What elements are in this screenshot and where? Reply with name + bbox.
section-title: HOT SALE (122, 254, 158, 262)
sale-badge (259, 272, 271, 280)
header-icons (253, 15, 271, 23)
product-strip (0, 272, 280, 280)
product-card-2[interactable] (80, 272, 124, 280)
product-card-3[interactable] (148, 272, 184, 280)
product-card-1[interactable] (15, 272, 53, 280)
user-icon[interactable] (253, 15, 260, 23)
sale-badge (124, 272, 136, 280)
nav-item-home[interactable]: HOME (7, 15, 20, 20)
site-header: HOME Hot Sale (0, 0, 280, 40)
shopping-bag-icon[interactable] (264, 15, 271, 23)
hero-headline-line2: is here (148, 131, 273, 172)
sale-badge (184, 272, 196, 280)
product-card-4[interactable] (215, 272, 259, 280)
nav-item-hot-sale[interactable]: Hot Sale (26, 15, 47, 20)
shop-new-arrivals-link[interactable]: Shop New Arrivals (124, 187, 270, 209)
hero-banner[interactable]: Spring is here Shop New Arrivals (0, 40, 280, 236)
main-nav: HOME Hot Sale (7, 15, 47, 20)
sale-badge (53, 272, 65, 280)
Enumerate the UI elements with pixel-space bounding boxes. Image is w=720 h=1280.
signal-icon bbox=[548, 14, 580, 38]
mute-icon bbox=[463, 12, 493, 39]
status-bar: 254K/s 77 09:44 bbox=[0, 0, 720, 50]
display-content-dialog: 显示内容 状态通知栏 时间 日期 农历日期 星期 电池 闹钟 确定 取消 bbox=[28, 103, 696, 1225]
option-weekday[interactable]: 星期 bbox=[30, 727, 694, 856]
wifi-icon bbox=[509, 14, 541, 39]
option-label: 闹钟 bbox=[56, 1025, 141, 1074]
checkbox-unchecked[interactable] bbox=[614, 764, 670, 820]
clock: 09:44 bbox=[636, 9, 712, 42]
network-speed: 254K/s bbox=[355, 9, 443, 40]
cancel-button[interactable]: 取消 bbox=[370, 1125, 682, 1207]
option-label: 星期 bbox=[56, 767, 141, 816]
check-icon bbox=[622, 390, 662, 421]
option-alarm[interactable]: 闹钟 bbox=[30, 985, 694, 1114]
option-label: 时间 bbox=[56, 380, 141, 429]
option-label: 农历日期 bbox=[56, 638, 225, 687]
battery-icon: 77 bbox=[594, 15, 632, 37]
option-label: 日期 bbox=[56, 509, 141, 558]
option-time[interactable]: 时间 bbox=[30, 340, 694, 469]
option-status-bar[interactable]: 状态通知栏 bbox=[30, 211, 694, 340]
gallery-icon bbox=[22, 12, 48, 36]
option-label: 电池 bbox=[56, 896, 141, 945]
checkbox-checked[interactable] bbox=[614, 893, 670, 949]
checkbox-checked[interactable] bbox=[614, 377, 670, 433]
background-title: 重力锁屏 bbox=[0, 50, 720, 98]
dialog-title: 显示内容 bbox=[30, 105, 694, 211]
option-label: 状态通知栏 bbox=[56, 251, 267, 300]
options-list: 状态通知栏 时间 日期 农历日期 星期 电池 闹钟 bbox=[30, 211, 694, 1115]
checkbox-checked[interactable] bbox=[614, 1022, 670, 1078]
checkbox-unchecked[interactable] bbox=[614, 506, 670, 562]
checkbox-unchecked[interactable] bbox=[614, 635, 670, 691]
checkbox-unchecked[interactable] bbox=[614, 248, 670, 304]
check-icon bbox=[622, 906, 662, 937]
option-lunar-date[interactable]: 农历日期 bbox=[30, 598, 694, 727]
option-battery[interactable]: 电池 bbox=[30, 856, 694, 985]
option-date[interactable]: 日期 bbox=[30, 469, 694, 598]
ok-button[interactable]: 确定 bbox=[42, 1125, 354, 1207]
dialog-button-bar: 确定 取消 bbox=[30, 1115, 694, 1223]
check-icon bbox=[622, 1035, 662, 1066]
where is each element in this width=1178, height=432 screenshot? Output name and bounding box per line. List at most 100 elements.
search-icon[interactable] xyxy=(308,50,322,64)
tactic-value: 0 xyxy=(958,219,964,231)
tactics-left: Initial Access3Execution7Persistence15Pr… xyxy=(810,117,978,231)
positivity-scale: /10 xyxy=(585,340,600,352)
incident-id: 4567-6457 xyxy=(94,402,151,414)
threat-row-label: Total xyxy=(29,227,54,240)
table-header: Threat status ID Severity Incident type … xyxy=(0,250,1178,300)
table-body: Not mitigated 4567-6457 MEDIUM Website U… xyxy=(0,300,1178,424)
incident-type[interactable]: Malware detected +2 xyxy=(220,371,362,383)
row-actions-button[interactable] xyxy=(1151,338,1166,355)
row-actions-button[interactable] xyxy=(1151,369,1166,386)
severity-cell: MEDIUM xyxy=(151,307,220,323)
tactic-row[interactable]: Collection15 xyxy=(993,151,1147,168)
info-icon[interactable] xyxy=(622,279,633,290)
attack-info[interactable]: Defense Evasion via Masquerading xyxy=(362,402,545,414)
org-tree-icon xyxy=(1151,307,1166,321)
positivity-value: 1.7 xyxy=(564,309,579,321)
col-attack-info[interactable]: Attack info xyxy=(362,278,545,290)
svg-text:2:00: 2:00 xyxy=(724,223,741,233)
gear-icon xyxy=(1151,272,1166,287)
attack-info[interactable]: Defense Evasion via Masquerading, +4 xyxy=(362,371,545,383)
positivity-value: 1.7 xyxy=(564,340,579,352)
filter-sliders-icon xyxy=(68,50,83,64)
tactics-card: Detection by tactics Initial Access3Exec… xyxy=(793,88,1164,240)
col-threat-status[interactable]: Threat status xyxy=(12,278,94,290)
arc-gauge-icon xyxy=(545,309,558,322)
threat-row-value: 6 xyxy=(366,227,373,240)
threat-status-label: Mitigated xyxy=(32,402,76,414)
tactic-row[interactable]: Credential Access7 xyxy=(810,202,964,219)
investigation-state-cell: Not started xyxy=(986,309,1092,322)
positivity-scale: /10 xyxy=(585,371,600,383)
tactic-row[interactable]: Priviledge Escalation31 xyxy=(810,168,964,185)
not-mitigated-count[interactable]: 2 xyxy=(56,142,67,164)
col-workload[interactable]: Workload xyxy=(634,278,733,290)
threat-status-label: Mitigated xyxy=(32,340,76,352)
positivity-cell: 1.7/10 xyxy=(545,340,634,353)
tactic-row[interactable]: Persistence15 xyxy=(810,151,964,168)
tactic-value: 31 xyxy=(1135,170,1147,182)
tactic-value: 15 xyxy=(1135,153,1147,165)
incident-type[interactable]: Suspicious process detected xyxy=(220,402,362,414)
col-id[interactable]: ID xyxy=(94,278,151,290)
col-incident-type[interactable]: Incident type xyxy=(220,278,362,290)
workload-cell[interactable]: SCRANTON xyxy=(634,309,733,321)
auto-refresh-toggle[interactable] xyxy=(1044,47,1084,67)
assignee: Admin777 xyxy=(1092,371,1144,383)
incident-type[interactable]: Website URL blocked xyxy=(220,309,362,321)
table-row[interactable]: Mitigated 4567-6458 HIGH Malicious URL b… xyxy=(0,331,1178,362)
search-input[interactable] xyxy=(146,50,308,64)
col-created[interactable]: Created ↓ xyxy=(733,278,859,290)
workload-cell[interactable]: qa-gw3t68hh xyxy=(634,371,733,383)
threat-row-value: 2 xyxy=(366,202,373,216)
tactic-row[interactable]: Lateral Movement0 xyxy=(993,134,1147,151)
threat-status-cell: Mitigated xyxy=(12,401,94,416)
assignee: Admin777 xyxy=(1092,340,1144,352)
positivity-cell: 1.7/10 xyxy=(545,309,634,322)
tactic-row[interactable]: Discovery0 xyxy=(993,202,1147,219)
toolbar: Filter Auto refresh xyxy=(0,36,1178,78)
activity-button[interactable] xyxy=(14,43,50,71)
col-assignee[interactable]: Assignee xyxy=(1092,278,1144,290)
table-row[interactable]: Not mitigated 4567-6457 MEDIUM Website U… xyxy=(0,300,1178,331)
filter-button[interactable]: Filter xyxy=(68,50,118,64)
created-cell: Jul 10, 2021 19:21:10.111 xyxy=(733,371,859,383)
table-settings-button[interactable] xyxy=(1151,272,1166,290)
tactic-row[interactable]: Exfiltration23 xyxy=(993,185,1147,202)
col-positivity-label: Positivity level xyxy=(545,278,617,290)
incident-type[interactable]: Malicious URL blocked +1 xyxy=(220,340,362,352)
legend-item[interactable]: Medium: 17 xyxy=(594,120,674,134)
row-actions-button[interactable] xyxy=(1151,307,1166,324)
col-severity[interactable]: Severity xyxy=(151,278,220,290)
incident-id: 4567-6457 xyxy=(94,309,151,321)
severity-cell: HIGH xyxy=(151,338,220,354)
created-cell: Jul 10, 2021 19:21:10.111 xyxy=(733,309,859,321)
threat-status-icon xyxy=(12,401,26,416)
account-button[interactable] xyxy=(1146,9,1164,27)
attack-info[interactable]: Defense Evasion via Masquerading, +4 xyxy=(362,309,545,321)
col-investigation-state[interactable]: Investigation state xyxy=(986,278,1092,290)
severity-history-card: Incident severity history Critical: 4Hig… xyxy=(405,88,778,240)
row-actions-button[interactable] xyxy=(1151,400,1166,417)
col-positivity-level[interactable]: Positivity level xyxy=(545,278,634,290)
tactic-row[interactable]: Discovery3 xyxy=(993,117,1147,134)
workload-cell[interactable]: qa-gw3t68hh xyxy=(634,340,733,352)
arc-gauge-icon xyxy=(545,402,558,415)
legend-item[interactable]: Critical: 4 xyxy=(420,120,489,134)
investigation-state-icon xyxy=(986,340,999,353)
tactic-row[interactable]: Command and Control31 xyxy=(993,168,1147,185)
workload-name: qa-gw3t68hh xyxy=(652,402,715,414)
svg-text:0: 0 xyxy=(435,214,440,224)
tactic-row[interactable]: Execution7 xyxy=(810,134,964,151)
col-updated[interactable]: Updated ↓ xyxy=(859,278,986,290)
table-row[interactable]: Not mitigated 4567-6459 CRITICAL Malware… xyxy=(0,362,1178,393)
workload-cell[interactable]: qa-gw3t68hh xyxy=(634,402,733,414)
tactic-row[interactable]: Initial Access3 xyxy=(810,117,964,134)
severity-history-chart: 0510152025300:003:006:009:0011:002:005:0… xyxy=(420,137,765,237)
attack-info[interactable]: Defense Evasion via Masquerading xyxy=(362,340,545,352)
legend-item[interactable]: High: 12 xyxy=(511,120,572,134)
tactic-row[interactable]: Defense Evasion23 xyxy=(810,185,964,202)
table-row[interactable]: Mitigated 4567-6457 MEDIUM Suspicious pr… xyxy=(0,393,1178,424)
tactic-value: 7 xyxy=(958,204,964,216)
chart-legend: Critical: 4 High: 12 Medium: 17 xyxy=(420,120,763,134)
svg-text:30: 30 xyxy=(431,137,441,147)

****************

Lay out the lines of the records, from the first line up to and including the line containing "site-header: HOME Hot Sale (0, 0, 280, 40)", as a Markdown table with columns named Row and Line, numbering each line in Row and leaving out any blank lines.

- THE COMPLETED TASK:
| Row | Line |
|---|---|
| 1 | What elements are in this screenshot and where? Reply with name + bbox. |
| 2 | section-title: HOT SALE (122, 254, 158, 262) |
| 3 | sale-badge (259, 272, 271, 280) |
| 4 | header-icons (253, 15, 271, 23) |
| 5 | product-strip (0, 272, 280, 280) |
| 6 | product-card-2[interactable] (80, 272, 124, 280) |
| 7 | product-card-3[interactable] (148, 272, 184, 280) |
| 8 | product-card-1[interactable] (15, 272, 53, 280) |
| 9 | user-icon[interactable] (253, 15, 260, 23) |
| 10 | sale-badge (124, 272, 136, 280) |
| 11 | nav-item-home[interactable]: HOME (7, 15, 20, 20) |
| 12 | site-header: HOME Hot Sale (0, 0, 280, 40) |